→ **Task requirements**
Write the material out again exactly as it stands.
━━━━
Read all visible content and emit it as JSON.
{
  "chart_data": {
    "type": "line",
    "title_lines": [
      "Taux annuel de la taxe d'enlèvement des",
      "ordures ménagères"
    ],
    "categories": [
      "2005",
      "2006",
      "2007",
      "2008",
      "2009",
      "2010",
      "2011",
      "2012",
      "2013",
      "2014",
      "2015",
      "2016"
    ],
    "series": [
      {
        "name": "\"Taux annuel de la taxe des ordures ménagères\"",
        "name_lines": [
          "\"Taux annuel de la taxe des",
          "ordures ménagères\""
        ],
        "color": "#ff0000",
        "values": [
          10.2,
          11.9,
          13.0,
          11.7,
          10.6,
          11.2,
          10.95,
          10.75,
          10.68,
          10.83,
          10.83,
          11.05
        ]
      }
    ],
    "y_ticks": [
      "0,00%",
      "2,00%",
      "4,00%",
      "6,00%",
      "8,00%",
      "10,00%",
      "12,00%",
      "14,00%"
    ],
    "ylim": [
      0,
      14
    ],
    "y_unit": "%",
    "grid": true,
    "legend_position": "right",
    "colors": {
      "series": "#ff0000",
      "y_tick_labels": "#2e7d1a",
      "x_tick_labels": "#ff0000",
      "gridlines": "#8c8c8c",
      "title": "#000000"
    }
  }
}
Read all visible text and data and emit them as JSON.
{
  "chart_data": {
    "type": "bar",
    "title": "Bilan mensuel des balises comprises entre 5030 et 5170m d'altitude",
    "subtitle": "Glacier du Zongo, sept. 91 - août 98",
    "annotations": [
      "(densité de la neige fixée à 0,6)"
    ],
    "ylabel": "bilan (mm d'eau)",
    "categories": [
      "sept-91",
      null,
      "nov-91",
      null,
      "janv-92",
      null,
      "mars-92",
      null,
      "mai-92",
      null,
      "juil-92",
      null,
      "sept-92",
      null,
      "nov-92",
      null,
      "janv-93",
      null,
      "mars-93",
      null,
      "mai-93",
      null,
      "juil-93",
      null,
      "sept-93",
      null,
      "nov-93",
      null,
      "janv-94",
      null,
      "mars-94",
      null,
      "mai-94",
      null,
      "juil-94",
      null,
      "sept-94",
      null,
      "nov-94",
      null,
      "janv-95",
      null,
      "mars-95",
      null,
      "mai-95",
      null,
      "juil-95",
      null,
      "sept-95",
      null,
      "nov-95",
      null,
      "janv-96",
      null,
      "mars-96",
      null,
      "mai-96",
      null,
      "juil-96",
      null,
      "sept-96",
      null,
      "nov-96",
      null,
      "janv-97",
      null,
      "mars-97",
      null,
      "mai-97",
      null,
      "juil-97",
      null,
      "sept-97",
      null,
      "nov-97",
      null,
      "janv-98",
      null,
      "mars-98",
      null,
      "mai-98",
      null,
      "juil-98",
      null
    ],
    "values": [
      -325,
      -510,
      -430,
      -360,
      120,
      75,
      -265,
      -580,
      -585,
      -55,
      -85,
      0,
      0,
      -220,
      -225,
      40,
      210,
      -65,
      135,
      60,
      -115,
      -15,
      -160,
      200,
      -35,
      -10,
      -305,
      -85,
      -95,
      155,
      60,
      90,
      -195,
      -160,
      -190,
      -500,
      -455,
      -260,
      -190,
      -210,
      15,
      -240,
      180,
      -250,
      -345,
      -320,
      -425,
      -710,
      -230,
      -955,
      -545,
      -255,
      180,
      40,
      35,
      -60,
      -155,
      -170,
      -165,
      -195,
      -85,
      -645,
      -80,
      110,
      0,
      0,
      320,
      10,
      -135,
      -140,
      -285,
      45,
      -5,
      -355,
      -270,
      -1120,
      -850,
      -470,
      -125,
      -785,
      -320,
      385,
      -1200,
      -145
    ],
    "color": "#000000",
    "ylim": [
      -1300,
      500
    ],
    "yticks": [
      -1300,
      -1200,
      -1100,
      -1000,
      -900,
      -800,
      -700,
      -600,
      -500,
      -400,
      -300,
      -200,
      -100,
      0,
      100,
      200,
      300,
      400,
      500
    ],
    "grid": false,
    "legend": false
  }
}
━━━━
→ **Finished answer**
Read all visible content and emit it as JSON.
{
  "chart_data": {
    "type": "line",
    "title_lines": [
      "Taux annuel de la taxe d'enlèvement des",
      "ordures ménagères"
    ],
    "categories": [
      "2005",
      "2006",
      "2007",
      "2008",
      "2009",
      "2010",
      "2011",
      "2012",
      "2013",
      "2014",
      "2015",
      "2016"
    ],
    "series": [
      {
        "name": "\"Taux annuel de la taxe des ordures ménagères\"",
        "name_lines": [
          "\"Taux annuel de la taxe des",
          "ordures ménagères\""
        ],
        "color": "#ff0000",
        "values": [
          10.2,
          11.9,
          13.0,
          11.7,
          10.6,
          11.2,
          10.95,
          10.75,
          10.68,
          10.83,
          10.83,
          11.05
        ]
      }
    ],
    "y_ticks": [
      "0,00%",
      "2,00%",
      "4,00%",
      "6,00%",
      "8,00%",
      "10,00%",
      "12,00%",
      "14,00%"
    ],
    "ylim": [
      0,
      14
    ],
    "y_unit": "%",
    "grid": true,
    "legend_position": "right",
    "colors": {
      "series": "#ff0000",
      "y_tick_labels": "#2e7d1a",
      "x_tick_labels": "#ff0000",
      "gridlines": "#8c8c8c",
      "title": "#000000"
    }
  }
}
Read all visible text and data and emit them as JSON.
{
  "chart_data": {
    "type": "bar",
    "title": "Bilan mensuel des balises comprises entre 5030 et 5170m d'altitude",
    "subtitle": "Glacier du Zongo, sept. 91 - août 98",
    "annotations": [
      "(densité de la neige fixée à 0,6)"
    ],
    "ylabel": "bilan (mm d'eau)",
    "categories": [
      "sept-91",
      null,
      "nov-91",
      null,
      "janv-92",
      null,
      "mars-92",
      null,
      "mai-92",
      null,
      "juil-92",
      null,
      "sept-92",
      null,
      "nov-92",
      null,
      "janv-93",
      null,
      "mars-93",
      null,
      "mai-93",
      null,
      "juil-93",
      null,
      "sept-93",
      null,
      "nov-93",
      null,
      "janv-94",
      null,
      "mars-94",
      null,
      "mai-94",
      null,
      "juil-94",
      null,
      "sept-94",
      null,
      "nov-94",
      null,
      "janv-95",
      null,
      "mars-95",
      null,
      "mai-95",
      null,
      "juil-95",
      null,
      "sept-95",
      null,
      "nov-95",
      null,
      "janv-96",
      null,
      "mars-96",
      null,
      "mai-96",
      null,
      "juil-96",
      null,
      "sept-96",
      null,
      "nov-96",
      null,
      "janv-97",
      null,
      "mars-97",
      null,
      "mai-97",
      null,
      "juil-97",
      null,
      "sept-97",
      null,
      "nov-97",
      null,
      "janv-98",
      null,
      "mars-98",
      null,
      "mai-98",
      null,
      "juil-98",
      null
    ],
    "values": [
      -325,
      -510,
      -430,
      -360,
      120,
      75,
      -265,
      -580,
      -585,
      -55,
      -85,
      0,
      0,
      -220,
      -225,
      40,
      210,
      -65,
      135,
      60,
      -115,
      -15,
      -160,
      200,
      -35,
      -10,
      -305,
      -85,
      -95,
      155,
      60,
      90,
      -195,
      -160,
      -190,
      -500,
      -455,
      -260,
      -190,
      -210,
      15,
      -240,
      180,
      -250,
      -345,
      -320,
      -425,
      -710,
      -230,
      -955,
      -545,
      -255,
      180,
      40,
      35,
      -60,
      -155,
      -170,
      -165,
      -195,
      -85,
      -645,
      -80,
      110,
      0,
      0,
      320,
      10,
      -135,
      -140,
      -285,
      45,
      -5,
      -355,
      -270,
      -1120,
      -850,
      -470,
      -125,
      -785,
      -320,
      385,
      -1200,
      -145
    ],
    "color": "#000000",
    "ylim": [
      -1300,
      500
    ],
    "yticks": [
      -1300,
      -1200,
      -1100,
      -1000,
      -900,
      -800,
      -700,
      -600,
      -500,
      -400,
      -300,
      -200,
      -100,
      0,
      100,
      200,
      300,
      400,
      500
    ],
    "grid": false,
    "legend": false
  }
}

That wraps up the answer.